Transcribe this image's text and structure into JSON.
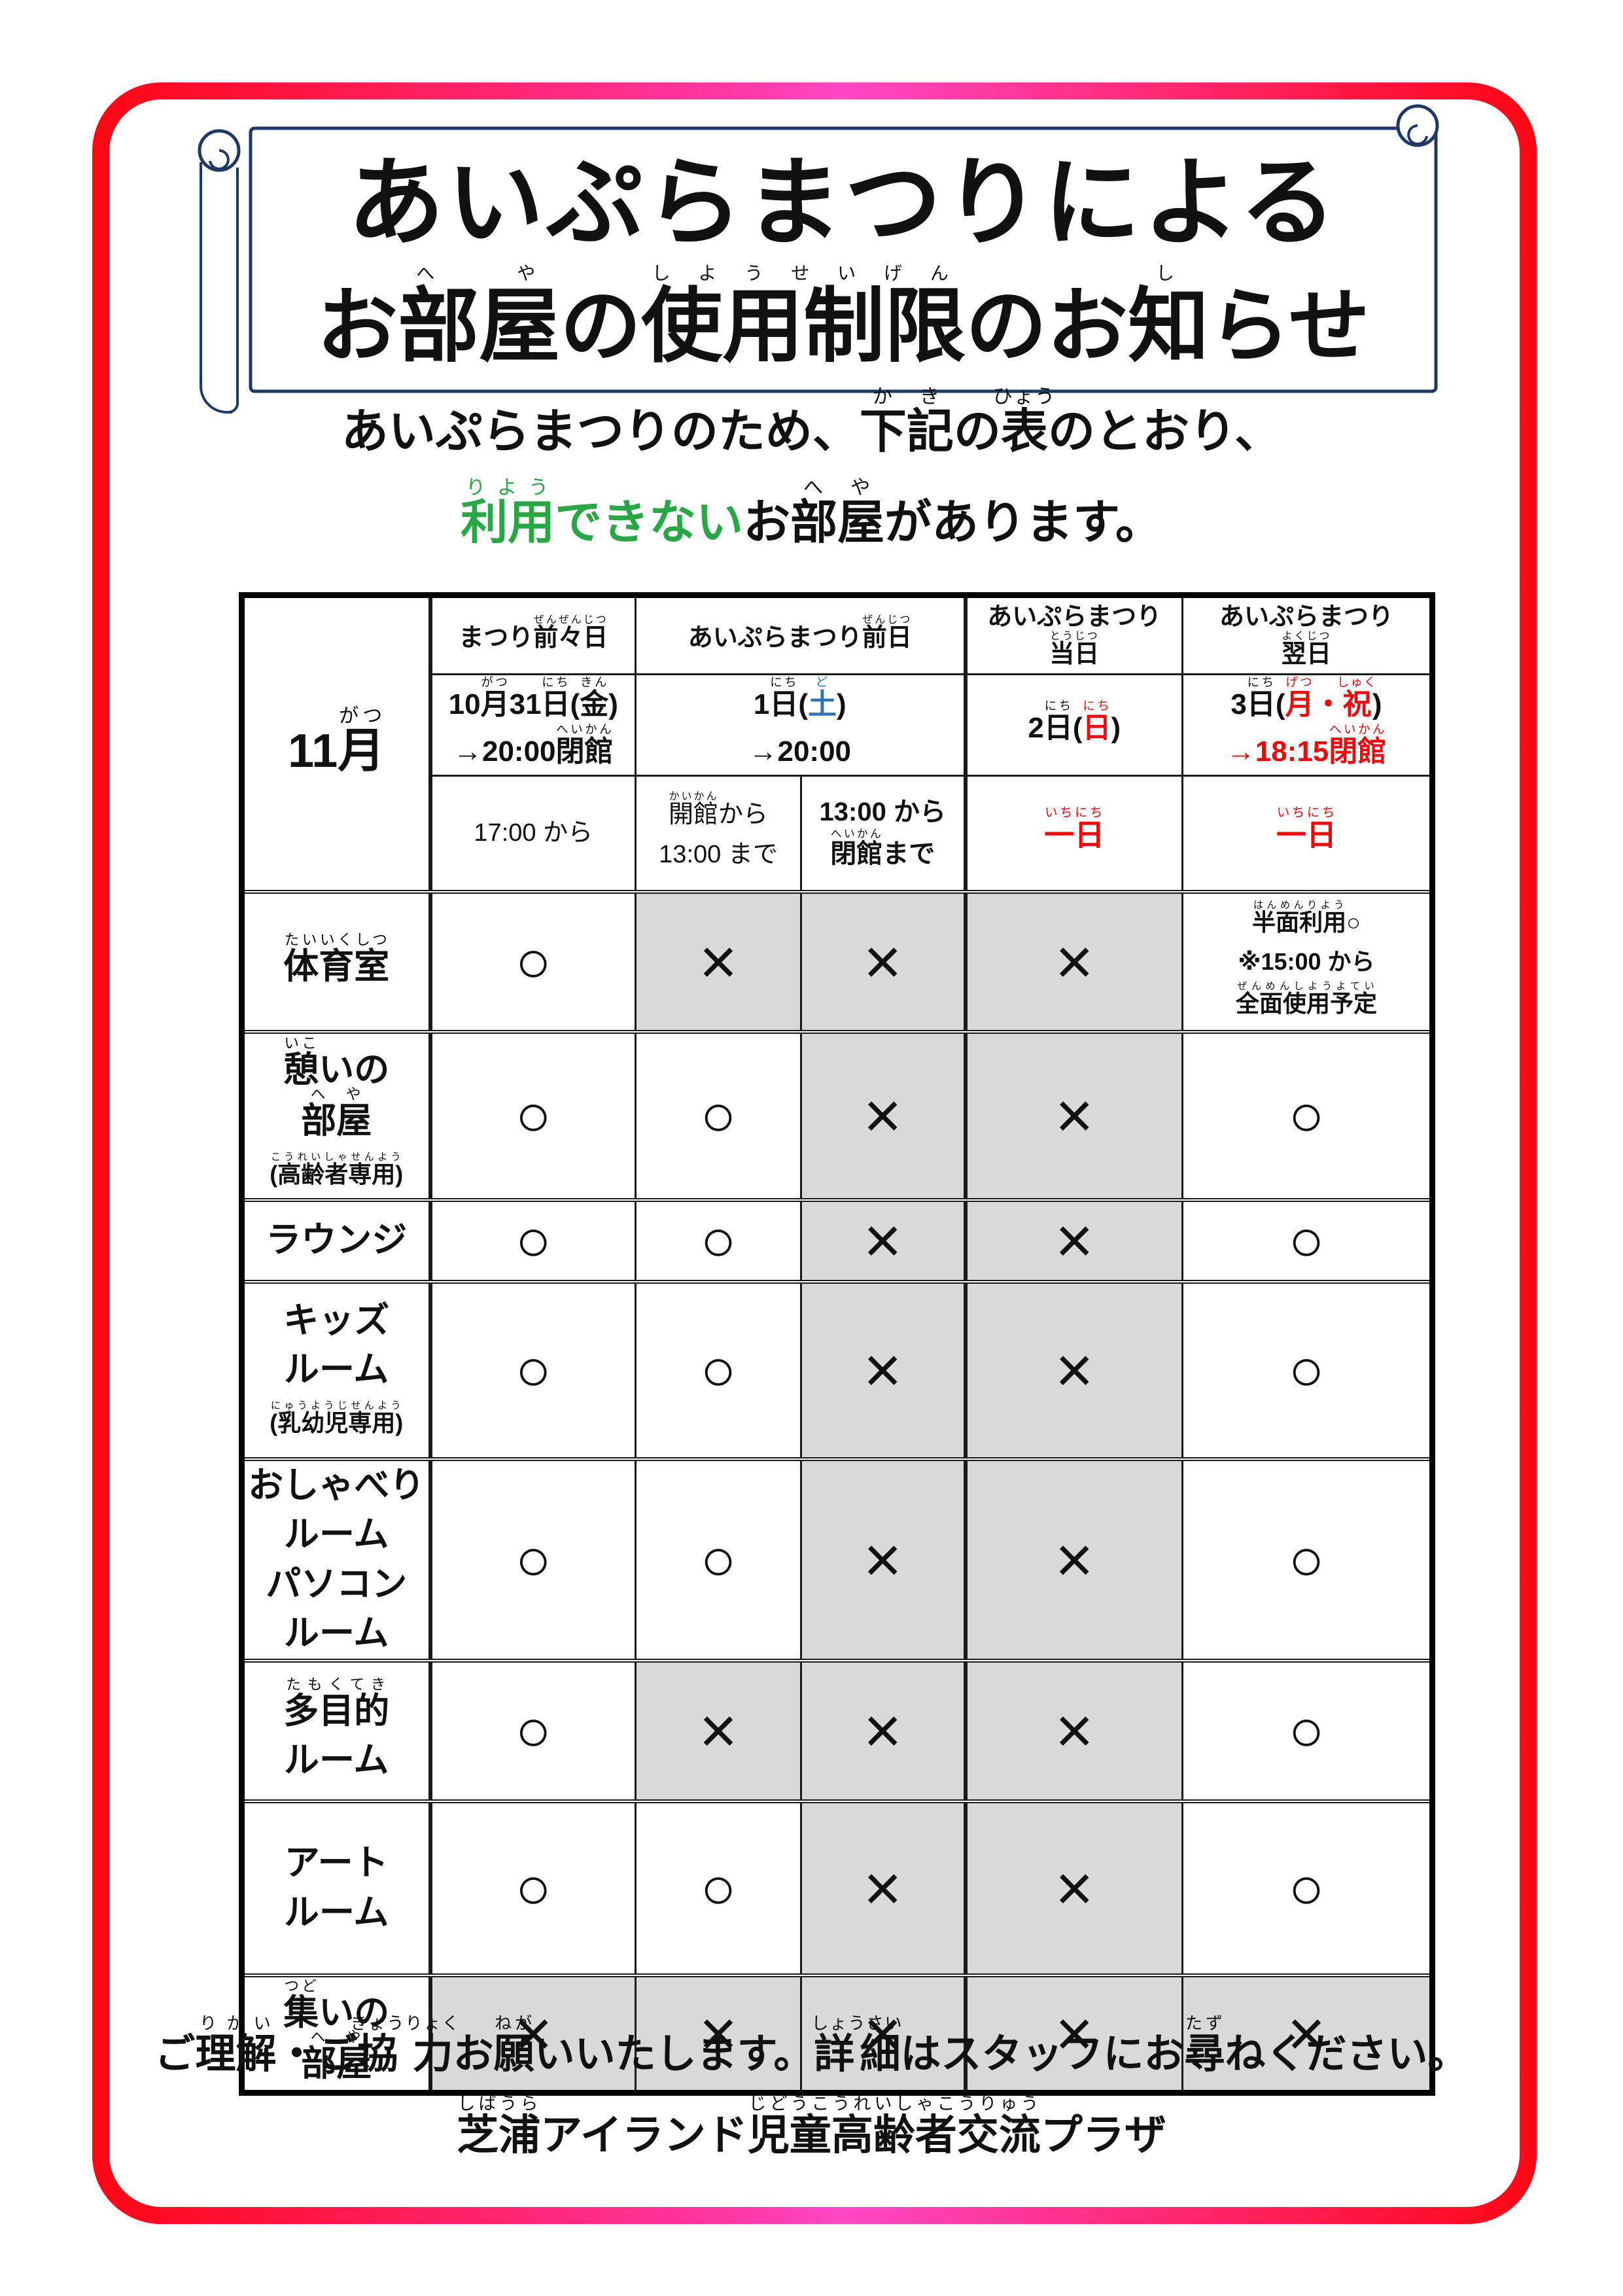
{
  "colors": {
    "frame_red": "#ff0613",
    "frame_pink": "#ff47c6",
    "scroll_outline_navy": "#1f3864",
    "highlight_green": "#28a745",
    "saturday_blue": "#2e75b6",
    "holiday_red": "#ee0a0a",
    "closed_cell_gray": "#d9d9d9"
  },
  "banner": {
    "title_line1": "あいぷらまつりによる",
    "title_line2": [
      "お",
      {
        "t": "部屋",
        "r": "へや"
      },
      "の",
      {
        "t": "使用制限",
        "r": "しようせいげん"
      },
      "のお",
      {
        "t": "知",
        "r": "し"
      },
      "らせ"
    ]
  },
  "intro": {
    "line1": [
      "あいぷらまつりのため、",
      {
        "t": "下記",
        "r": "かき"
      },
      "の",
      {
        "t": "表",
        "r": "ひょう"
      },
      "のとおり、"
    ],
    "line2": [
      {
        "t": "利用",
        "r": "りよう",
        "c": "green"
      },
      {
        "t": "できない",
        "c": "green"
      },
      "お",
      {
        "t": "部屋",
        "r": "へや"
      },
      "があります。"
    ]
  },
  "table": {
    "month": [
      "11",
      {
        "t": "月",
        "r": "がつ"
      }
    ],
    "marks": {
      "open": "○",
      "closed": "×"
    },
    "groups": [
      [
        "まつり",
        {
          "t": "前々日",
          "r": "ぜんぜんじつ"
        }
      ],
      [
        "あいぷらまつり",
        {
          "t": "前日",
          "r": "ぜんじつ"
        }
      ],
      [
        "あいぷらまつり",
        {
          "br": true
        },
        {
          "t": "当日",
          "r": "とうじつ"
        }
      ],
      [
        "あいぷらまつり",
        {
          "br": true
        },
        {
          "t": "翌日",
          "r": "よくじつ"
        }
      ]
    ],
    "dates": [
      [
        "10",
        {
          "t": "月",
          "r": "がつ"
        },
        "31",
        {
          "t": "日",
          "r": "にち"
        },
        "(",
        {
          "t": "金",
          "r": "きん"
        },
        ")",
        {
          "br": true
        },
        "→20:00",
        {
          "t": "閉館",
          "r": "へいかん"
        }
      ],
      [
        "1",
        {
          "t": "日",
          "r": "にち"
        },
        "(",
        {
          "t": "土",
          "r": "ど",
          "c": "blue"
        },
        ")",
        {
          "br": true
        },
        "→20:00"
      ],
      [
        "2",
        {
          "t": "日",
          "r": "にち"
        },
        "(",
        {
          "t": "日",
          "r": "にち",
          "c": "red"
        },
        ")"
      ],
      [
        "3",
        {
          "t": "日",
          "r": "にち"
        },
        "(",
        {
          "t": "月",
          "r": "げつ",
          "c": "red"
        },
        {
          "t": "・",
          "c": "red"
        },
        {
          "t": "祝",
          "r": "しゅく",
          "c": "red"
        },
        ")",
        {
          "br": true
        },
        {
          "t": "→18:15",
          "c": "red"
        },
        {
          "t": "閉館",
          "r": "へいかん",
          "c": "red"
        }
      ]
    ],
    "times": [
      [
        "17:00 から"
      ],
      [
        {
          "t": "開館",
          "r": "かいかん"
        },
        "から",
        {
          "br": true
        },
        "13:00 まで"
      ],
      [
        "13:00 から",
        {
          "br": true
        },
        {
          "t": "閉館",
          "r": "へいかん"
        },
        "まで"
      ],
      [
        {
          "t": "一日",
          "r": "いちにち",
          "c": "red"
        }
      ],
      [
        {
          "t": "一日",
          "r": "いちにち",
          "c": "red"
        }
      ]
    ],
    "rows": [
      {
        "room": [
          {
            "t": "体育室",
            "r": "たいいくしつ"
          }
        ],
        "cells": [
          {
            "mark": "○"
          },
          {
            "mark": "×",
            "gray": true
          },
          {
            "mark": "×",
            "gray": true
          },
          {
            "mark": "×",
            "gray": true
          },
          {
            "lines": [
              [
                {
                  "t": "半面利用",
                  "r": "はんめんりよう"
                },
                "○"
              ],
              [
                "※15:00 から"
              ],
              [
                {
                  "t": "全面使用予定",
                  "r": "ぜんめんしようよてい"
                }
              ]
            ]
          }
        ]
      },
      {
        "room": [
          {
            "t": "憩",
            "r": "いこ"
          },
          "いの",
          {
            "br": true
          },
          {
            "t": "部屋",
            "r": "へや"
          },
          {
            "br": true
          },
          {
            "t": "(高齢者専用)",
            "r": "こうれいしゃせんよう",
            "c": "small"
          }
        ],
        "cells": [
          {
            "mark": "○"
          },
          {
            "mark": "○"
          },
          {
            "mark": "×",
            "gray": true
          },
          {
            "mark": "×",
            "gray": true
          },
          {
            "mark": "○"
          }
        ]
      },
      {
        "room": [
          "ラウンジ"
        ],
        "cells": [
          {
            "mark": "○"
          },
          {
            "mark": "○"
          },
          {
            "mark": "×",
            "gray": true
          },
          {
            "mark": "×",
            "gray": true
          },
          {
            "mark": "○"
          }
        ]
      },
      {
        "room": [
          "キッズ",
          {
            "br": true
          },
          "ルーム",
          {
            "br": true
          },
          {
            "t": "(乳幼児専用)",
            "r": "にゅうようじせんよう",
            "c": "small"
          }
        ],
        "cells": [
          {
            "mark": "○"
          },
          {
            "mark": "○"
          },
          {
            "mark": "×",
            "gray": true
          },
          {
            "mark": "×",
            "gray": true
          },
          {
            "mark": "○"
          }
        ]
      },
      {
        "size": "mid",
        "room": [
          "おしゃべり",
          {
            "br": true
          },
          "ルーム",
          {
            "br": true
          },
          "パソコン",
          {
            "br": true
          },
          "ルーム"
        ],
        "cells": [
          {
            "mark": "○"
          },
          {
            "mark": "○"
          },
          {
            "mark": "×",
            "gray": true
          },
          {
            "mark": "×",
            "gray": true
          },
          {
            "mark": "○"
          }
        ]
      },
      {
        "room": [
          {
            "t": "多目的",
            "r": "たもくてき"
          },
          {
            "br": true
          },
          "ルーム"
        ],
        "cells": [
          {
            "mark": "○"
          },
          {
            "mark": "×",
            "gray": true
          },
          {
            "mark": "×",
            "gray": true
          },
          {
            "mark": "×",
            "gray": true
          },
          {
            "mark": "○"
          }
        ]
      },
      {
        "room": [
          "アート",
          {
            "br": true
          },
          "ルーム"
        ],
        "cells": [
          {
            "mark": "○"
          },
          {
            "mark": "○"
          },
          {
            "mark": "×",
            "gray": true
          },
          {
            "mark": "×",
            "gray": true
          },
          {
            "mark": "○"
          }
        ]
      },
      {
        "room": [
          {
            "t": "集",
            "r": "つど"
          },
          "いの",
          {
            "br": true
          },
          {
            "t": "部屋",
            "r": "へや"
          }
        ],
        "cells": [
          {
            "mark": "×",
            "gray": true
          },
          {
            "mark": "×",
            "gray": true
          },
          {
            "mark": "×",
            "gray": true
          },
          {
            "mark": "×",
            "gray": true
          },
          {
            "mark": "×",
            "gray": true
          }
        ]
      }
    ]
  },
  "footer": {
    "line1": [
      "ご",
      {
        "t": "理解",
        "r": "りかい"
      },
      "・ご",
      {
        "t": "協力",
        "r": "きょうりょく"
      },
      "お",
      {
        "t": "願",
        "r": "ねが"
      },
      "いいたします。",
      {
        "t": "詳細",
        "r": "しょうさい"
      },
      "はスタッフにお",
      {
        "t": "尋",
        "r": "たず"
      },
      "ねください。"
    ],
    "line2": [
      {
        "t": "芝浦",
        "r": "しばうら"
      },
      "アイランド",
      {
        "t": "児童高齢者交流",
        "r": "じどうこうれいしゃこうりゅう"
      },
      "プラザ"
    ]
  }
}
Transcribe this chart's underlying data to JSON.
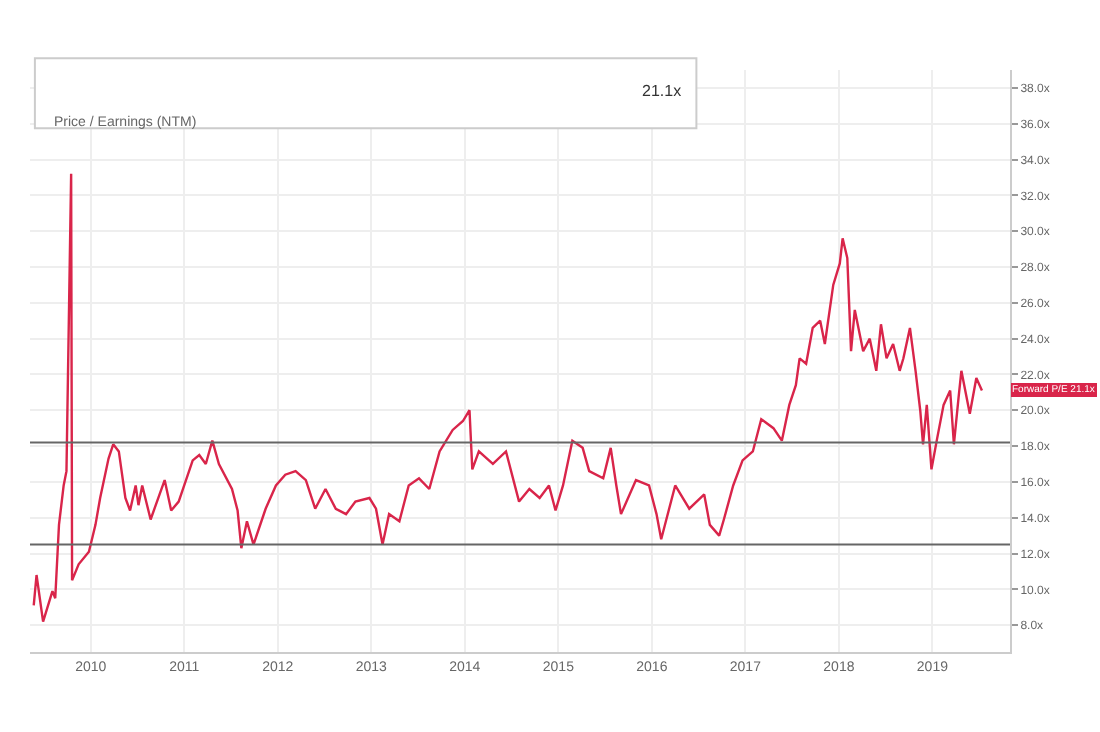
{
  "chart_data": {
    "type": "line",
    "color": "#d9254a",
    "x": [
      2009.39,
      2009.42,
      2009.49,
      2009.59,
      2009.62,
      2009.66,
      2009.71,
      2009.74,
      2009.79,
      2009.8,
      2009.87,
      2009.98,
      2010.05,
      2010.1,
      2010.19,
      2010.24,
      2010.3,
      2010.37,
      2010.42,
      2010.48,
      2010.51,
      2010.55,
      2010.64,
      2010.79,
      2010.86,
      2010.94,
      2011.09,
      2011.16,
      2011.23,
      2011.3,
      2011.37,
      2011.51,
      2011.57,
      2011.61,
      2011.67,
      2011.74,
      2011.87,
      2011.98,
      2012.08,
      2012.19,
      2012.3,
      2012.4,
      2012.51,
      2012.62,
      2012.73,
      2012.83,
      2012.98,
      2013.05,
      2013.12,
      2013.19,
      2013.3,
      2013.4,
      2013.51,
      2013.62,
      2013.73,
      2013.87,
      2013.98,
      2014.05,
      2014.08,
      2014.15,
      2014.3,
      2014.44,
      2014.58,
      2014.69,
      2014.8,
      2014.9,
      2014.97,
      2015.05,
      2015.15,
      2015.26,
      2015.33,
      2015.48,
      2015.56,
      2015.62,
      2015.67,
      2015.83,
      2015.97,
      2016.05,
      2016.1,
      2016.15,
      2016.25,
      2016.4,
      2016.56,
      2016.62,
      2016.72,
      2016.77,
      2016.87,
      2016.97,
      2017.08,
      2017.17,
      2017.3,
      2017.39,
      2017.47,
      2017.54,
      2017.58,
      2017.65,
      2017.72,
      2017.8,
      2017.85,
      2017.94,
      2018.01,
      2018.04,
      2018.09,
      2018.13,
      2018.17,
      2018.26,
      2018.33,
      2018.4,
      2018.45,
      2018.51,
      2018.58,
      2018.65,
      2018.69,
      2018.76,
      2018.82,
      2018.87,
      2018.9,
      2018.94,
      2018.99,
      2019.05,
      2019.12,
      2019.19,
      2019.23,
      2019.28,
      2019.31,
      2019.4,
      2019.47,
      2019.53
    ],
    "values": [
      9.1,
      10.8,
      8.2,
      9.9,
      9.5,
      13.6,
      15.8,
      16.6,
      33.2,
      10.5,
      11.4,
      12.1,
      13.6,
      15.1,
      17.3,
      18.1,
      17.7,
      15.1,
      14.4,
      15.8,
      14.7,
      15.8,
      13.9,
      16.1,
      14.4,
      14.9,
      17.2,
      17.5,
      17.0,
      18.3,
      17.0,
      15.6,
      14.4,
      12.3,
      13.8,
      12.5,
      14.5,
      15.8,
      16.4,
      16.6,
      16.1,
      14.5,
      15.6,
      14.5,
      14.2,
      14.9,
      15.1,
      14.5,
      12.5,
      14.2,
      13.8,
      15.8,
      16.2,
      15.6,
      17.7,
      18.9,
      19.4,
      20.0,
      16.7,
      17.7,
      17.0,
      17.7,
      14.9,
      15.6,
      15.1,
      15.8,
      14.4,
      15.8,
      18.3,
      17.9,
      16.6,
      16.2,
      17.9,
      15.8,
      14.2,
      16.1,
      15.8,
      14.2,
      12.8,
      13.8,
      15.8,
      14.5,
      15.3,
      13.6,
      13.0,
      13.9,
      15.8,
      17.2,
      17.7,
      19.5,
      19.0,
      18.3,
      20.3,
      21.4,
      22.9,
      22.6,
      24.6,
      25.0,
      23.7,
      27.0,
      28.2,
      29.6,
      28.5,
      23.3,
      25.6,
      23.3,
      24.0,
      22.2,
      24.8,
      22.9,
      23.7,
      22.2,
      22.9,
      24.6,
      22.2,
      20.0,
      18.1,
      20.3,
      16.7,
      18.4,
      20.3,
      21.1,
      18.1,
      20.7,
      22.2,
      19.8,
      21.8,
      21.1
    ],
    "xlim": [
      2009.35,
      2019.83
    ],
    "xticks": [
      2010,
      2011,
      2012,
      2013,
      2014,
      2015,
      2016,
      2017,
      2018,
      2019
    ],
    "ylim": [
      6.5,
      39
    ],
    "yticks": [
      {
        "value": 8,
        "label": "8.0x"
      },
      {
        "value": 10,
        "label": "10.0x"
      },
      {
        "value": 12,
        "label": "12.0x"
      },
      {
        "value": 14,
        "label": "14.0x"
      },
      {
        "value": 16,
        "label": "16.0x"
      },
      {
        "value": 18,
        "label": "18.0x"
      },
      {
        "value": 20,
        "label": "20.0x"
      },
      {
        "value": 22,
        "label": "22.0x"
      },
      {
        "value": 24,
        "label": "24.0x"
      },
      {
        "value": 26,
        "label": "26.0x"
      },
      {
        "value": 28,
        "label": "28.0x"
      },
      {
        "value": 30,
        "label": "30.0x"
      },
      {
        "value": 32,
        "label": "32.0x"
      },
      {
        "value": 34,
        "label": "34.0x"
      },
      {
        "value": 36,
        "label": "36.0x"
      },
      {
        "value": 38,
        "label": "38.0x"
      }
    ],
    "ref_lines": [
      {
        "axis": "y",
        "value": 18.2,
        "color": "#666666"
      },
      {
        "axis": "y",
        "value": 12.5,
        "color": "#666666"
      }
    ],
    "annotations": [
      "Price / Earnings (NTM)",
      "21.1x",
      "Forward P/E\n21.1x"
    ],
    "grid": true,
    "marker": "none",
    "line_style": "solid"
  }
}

━━━━

[Given problem]: Count how many lines contain "Transcribe" and give only that count.

[Reply to the exercise]: 2